§ **Exercise brief**: Quote every line of the material beneath this one.

::::::::::

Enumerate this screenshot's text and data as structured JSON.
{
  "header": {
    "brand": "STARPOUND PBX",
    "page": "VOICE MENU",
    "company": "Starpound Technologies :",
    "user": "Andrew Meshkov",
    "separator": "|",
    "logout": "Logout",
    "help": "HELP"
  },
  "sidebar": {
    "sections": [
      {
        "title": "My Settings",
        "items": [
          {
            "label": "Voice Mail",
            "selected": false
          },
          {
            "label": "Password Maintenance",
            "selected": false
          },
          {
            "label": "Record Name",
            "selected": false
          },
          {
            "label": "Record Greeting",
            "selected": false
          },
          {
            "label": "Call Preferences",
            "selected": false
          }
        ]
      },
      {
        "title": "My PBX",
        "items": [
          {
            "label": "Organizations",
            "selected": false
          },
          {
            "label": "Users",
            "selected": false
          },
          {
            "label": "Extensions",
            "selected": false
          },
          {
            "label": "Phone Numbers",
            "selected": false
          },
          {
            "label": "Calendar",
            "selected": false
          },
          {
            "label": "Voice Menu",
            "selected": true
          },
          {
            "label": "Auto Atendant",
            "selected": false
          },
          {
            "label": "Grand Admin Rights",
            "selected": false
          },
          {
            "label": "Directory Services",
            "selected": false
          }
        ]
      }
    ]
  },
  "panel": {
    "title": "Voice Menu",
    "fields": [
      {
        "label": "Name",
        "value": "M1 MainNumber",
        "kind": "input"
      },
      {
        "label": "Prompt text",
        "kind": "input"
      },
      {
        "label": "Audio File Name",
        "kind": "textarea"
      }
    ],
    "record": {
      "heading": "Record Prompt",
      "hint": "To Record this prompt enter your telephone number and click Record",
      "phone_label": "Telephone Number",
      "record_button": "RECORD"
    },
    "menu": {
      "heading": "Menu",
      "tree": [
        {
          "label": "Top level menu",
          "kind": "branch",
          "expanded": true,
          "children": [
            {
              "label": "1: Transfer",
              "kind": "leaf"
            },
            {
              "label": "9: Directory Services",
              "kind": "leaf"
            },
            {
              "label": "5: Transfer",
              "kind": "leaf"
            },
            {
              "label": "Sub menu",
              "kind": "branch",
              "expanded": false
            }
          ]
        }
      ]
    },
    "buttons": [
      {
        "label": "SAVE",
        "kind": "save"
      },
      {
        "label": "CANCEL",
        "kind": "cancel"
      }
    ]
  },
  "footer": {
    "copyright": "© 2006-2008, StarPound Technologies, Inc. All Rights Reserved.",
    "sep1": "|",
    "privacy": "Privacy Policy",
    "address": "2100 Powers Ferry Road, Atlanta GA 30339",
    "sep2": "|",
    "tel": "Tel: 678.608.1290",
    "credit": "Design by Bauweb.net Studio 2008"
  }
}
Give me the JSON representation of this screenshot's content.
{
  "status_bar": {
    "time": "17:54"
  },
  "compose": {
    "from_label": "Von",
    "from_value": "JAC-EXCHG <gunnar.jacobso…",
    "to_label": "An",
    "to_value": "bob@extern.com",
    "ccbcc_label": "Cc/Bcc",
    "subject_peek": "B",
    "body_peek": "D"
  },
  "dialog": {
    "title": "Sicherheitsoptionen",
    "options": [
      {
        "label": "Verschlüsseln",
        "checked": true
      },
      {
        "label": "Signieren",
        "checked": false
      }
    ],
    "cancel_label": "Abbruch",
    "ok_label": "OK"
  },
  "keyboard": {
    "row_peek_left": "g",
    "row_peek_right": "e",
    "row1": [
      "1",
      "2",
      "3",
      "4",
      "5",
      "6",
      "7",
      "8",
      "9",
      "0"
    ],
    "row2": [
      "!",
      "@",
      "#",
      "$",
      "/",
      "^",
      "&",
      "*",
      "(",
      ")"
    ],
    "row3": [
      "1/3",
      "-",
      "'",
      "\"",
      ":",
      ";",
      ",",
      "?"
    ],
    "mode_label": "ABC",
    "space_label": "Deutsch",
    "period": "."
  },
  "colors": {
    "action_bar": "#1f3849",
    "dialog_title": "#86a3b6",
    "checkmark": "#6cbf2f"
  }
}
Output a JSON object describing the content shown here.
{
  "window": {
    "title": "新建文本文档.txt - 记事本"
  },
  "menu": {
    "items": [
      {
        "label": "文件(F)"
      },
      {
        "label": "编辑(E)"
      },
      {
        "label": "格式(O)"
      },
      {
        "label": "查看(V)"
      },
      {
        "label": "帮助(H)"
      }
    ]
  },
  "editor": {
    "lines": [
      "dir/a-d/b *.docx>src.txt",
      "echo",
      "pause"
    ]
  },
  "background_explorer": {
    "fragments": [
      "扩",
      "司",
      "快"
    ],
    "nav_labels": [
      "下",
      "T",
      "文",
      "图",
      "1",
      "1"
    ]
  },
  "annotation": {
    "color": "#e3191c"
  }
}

::::::::::

§ **Answer**:
Enumerate this screenshot's text and data as structured JSON.
{
  "header": {
    "brand": "STARPOUND PBX",
    "page": "VOICE MENU",
    "company": "Starpound Technologies :",
    "user": "Andrew Meshkov",
    "separator": "|",
    "logout": "Logout",
    "help": "HELP"
  },
  "sidebar": {
    "sections": [
      {
        "title": "My Settings",
        "items": [
          {
            "label": "Voice Mail",
            "selected": false
          },
          {
            "label": "Password Maintenance",
            "selected": false
          },
          {
            "label": "Record Name",
            "selected": false
          },
          {
            "label": "Record Greeting",
            "selected": false
          },
          {
            "label": "Call Preferences",
            "selected": false
          }
        ]
      },
      {
        "title": "My PBX",
        "items": [
          {
            "label": "Organizations",
            "selected": false
          },
          {
            "label": "Users",
            "selected": false
          },
          {
            "label": "Extensions",
            "selected": false
          },
          {
            "label": "Phone Numbers",
            "selected": false
          },
          {
            "label": "Calendar",
            "selected": false
          },
          {
            "label": "Voice Menu",
            "selected": true
          },
          {
            "label": "Auto Atendant",
            "selected": false
          },
          {
            "label": "Grand Admin Rights",
            "selected": false
          },
          {
            "label": "Directory Services",
            "selected": false
          }
        ]
      }
    ]
  },
  "panel": {
    "title": "Voice Menu",
    "fields": [
      {
        "label": "Name",
        "value": "M1 MainNumber",
        "kind": "input"
      },
      {
        "label": "Prompt text",
        "kind": "input"
      },
      {
        "label": "Audio File Name",
        "kind": "textarea"
      }
    ],
    "record": {
      "heading": "Record Prompt",
      "hint": "To Record this prompt enter your telephone number and click Record",
      "phone_label": "Telephone Number",
      "record_button": "RECORD"
    },
    "menu": {
      "heading": "Menu",
      "tree": [
        {
          "label": "Top level menu",
          "kind": "branch",
          "expanded": true,
          "children": [
            {
              "label": "1: Transfer",
              "kind": "leaf"
            },
            {
              "label": "9: Directory Services",
              "kind": "leaf"
            },
            {
              "label": "5: Transfer",
              "kind": "leaf"
            },
            {
              "label": "Sub menu",
              "kind": "branch",
              "expanded": false
            }
          ]
        }
      ]
    },
    "buttons": [
      {
        "label": "SAVE",
        "kind": "save"
      },
      {
        "label": "CANCEL",
        "kind": "cancel"
      }
    ]
  },
  "footer": {
    "copyright": "© 2006-2008, StarPound Technologies, Inc. All Rights Reserved.",
    "sep1": "|",
    "privacy": "Privacy Policy",
    "address": "2100 Powers Ferry Road, Atlanta GA 30339",
    "sep2": "|",
    "tel": "Tel: 678.608.1290",
    "credit": "Design by Bauweb.net Studio 2008"
  }
}
Give me the JSON representation of this screenshot's content.
{
  "status_bar": {
    "time": "17:54"
  },
  "compose": {
    "from_label": "Von",
    "from_value": "JAC-EXCHG <gunnar.jacobso…",
    "to_label": "An",
    "to_value": "bob@extern.com",
    "ccbcc_label": "Cc/Bcc",
    "subject_peek": "B",
    "body_peek": "D"
  },
  "dialog": {
    "title": "Sicherheitsoptionen",
    "options": [
      {
        "label": "Verschlüsseln",
        "checked": true
      },
      {
        "label": "Signieren",
        "checked": false
      }
    ],
    "cancel_label": "Abbruch",
    "ok_label": "OK"
  },
  "keyboard": {
    "row_peek_left": "g",
    "row_peek_right": "e",
    "row1": [
      "1",
      "2",
      "3",
      "4",
      "5",
      "6",
      "7",
      "8",
      "9",
      "0"
    ],
    "row2": [
      "!",
      "@",
      "#",
      "$",
      "/",
      "^",
      "&",
      "*",
      "(",
      ")"
    ],
    "row3": [
      "1/3",
      "-",
      "'",
      "\"",
      ":",
      ";",
      ",",
      "?"
    ],
    "mode_label": "ABC",
    "space_label": "Deutsch",
    "period": "."
  },
  "colors": {
    "action_bar": "#1f3849",
    "dialog_title": "#86a3b6",
    "checkmark": "#6cbf2f"
  }
}
Output a JSON object describing the content shown here.
{
  "window": {
    "title": "新建文本文档.txt - 记事本"
  },
  "menu": {
    "items": [
      {
        "label": "文件(F)"
      },
      {
        "label": "编辑(E)"
      },
      {
        "label": "格式(O)"
      },
      {
        "label": "查看(V)"
      },
      {
        "label": "帮助(H)"
      }
    ]
  },
  "editor": {
    "lines": [
      "dir/a-d/b *.docx>src.txt",
      "echo",
      "pause"
    ]
  },
  "background_explorer": {
    "fragments": [
      "扩",
      "司",
      "快"
    ],
    "nav_labels": [
      "下",
      "T",
      "文",
      "图",
      "1",
      "1"
    ]
  },
  "annotation": {
    "color": "#e3191c"
  }
}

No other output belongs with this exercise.